Job => Starting at the line with "Give me a plain-text", transcribe each line through the final one, both included, and add nothing.

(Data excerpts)
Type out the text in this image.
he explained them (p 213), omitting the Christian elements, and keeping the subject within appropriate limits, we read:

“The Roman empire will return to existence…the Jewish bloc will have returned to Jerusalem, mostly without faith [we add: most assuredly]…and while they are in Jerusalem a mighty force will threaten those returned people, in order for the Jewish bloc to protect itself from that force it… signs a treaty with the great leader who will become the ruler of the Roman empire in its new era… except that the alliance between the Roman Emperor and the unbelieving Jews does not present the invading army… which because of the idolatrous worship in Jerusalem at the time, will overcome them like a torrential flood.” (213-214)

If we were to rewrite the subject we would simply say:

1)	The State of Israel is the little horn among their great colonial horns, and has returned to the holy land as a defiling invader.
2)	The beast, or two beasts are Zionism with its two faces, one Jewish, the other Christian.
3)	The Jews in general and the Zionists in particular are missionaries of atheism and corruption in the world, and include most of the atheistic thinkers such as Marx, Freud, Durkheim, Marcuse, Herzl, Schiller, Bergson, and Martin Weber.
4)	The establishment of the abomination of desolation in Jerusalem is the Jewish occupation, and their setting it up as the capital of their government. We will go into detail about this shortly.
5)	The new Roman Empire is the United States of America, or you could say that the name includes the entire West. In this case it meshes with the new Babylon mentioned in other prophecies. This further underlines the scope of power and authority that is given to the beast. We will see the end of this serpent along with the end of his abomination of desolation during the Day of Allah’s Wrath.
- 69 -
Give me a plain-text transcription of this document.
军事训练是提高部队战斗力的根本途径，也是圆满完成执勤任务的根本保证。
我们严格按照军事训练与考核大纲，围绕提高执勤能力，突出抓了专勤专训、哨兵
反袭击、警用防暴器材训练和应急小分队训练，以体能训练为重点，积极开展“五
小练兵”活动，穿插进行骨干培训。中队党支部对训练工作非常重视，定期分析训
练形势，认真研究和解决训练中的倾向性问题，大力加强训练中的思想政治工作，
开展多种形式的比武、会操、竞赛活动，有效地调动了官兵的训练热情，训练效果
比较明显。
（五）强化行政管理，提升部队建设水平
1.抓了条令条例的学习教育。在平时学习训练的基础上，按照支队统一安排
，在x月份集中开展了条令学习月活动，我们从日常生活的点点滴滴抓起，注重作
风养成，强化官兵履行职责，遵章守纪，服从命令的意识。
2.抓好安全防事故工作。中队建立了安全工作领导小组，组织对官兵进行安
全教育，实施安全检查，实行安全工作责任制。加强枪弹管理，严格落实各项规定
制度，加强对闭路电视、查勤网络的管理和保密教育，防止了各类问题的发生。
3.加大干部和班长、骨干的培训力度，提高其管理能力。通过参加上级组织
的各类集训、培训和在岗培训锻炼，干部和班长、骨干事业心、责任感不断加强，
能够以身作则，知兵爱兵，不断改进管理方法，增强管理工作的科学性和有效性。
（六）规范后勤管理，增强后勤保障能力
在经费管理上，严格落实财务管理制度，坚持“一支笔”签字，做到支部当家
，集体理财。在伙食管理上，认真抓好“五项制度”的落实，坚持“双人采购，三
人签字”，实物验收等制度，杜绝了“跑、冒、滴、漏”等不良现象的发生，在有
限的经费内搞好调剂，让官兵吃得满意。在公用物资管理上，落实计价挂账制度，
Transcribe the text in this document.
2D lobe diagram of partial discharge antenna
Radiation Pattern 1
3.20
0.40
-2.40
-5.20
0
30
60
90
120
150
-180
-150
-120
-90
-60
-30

Result =>
Give me a plain-text transcription of this document.
军事训练是提高部队战斗力的根本途径，也是圆满完成执勤任务的根本保证。
我们严格按照军事训练与考核大纲，围绕提高执勤能力，突出抓了专勤专训、哨兵
反袭击、警用防暴器材训练和应急小分队训练，以体能训练为重点，积极开展“五
小练兵”活动，穿插进行骨干培训。中队党支部对训练工作非常重视，定期分析训
练形势，认真研究和解决训练中的倾向性问题，大力加强训练中的思想政治工作，
开展多种形式的比武、会操、竞赛活动，有效地调动了官兵的训练热情，训练效果
比较明显。
（五）强化行政管理，提升部队建设水平
1.抓了条令条例的学习教育。在平时学习训练的基础上，按照支队统一安排
，在x月份集中开展了条令学习月活动，我们从日常生活的点点滴滴抓起，注重作
风养成，强化官兵履行职责，遵章守纪，服从命令的意识。
2.抓好安全防事故工作。中队建立了安全工作领导小组，组织对官兵进行安
全教育，实施安全检查，实行安全工作责任制。加强枪弹管理，严格落实各项规定
制度，加强对闭路电视、查勤网络的管理和保密教育，防止了各类问题的发生。
3.加大干部和班长、骨干的培训力度，提高其管理能力。通过参加上级组织
的各类集训、培训和在岗培训锻炼，干部和班长、骨干事业心、责任感不断加强，
能够以身作则，知兵爱兵，不断改进管理方法，增强管理工作的科学性和有效性。
（六）规范后勤管理，增强后勤保障能力
在经费管理上，严格落实财务管理制度，坚持“一支笔”签字，做到支部当家
，集体理财。在伙食管理上，认真抓好“五项制度”的落实，坚持“双人采购，三
人签字”，实物验收等制度，杜绝了“跑、冒、滴、漏”等不良现象的发生，在有
限的经费内搞好调剂，让官兵吃得满意。在公用物资管理上，落实计价挂账制度，
Transcribe the text in this document.
2D lobe diagram of partial discharge antenna
Radiation Pattern 1
3.20
0.40
-2.40
-5.20
0
30
60
90
120
150
-180
-150
-120
-90
-60
-30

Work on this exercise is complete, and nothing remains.